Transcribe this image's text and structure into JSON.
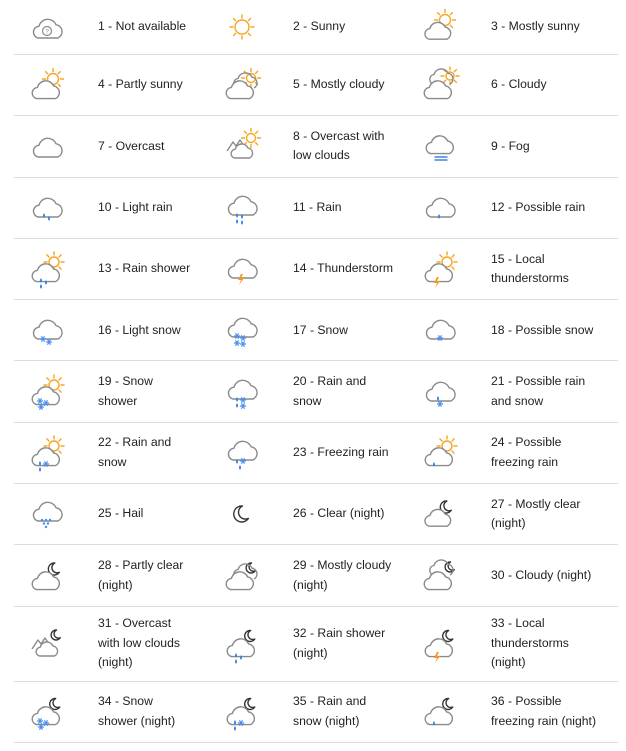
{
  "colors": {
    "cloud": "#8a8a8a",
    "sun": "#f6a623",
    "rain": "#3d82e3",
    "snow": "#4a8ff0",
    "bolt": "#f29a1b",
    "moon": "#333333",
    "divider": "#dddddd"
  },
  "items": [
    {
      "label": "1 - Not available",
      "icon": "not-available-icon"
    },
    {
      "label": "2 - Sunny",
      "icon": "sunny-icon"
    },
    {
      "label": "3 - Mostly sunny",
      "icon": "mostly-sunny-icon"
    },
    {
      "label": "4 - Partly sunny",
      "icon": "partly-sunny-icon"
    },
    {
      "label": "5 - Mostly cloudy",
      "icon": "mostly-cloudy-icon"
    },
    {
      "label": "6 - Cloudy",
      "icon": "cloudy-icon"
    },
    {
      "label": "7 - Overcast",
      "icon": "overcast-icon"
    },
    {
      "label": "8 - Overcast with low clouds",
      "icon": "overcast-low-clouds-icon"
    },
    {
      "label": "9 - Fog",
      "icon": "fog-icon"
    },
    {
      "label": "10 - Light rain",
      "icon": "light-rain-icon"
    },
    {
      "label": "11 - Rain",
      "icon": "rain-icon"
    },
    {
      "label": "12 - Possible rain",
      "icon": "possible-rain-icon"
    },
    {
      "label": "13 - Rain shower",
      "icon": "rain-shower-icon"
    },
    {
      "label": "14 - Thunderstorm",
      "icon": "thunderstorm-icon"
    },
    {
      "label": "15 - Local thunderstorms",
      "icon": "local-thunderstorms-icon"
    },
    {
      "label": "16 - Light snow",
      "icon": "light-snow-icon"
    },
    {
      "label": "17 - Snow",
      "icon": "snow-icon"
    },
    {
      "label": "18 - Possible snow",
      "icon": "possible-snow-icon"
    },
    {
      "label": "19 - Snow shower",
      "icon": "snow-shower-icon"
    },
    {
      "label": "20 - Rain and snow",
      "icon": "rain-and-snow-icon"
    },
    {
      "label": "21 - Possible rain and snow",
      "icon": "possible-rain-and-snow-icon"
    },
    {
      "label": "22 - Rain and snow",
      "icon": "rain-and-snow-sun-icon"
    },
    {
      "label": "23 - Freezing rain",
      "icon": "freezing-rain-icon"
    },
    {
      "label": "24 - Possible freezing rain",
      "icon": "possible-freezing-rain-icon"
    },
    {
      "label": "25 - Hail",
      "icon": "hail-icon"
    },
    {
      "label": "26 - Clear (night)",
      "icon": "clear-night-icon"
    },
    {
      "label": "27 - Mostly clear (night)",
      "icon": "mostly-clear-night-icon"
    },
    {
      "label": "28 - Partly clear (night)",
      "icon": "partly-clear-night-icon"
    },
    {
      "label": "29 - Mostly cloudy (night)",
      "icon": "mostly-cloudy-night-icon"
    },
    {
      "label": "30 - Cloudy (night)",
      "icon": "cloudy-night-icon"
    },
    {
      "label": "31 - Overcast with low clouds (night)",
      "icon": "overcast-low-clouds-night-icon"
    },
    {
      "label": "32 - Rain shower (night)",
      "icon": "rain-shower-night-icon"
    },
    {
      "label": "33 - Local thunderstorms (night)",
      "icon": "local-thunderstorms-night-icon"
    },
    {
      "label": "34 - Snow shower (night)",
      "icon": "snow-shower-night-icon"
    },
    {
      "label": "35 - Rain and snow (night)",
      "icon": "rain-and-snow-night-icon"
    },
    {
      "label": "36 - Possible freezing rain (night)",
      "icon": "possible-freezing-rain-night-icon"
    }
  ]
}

######

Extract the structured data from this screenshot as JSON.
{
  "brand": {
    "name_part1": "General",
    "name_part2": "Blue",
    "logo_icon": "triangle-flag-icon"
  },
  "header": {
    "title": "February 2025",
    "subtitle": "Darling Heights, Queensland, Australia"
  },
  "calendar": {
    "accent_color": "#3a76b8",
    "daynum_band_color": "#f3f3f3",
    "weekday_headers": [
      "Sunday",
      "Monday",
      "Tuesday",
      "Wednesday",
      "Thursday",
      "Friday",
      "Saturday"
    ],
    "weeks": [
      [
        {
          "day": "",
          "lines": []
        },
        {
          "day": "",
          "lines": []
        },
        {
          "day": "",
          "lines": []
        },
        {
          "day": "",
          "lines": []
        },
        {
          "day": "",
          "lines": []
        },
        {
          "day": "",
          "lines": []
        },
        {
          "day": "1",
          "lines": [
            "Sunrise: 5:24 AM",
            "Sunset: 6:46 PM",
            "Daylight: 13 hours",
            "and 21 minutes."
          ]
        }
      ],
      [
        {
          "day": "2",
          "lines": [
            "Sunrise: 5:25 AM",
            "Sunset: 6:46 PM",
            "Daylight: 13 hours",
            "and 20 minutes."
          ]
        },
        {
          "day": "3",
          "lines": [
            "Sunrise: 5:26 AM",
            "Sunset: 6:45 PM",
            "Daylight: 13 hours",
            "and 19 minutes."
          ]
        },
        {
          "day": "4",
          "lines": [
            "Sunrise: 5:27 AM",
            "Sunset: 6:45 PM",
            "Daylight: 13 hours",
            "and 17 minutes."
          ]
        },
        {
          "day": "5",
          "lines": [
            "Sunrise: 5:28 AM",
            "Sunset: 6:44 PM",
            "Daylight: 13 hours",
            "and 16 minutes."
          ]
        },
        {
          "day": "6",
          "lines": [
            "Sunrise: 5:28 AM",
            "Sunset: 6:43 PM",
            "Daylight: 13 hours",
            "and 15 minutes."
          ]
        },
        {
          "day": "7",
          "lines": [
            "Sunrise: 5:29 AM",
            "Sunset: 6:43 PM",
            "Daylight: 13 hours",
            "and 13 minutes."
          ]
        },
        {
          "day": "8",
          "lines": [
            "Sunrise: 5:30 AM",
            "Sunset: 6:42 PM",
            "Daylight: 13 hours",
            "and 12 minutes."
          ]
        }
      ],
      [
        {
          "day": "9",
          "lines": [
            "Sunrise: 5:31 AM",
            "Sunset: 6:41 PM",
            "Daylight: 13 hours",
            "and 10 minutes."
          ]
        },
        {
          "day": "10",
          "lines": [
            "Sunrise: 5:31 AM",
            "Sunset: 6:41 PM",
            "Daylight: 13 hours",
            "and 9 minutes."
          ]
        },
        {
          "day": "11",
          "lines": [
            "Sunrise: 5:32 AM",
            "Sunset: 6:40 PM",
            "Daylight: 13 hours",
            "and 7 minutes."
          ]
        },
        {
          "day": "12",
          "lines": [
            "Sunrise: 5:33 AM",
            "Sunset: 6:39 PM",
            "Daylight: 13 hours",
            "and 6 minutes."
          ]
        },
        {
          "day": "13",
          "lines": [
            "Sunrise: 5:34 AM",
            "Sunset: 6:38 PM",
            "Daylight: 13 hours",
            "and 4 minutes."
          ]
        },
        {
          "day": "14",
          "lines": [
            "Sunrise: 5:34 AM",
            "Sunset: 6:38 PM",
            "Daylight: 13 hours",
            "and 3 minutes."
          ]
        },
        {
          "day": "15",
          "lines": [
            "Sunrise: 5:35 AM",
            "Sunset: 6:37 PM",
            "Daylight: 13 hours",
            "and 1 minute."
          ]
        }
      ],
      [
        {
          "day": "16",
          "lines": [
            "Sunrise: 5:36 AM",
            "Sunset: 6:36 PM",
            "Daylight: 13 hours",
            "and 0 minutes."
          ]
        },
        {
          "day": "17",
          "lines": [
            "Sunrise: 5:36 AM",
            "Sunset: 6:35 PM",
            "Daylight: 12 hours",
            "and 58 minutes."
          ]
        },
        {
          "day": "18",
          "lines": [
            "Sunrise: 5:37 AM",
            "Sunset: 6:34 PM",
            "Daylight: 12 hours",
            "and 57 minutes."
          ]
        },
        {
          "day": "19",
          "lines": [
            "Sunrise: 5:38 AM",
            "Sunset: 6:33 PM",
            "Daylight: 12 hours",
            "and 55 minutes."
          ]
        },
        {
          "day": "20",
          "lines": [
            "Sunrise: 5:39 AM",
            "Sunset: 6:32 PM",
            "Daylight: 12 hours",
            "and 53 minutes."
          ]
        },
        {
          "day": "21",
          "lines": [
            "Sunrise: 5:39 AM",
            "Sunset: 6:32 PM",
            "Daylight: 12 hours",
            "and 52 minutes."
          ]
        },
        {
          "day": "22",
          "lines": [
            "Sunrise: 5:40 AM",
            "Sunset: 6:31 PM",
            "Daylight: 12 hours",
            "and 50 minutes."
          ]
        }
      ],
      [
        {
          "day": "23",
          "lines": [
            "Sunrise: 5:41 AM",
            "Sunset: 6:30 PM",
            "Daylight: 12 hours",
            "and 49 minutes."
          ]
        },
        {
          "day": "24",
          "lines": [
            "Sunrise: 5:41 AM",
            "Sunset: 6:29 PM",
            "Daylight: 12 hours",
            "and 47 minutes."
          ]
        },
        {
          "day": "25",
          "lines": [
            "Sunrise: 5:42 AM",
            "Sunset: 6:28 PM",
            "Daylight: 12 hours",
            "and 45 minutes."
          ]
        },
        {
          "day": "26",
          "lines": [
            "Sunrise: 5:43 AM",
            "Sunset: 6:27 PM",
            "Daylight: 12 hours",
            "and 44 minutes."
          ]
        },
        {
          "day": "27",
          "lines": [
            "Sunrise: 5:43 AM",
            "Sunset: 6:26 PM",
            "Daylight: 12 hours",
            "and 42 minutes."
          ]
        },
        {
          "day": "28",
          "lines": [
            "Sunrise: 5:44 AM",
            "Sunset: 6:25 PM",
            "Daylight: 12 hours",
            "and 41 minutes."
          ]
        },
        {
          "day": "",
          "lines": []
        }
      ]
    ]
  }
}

######

- **Short exercise**
Only the number is wanted: count the lines of the records that hold the word "JSON".

- **Answer to this problem**
2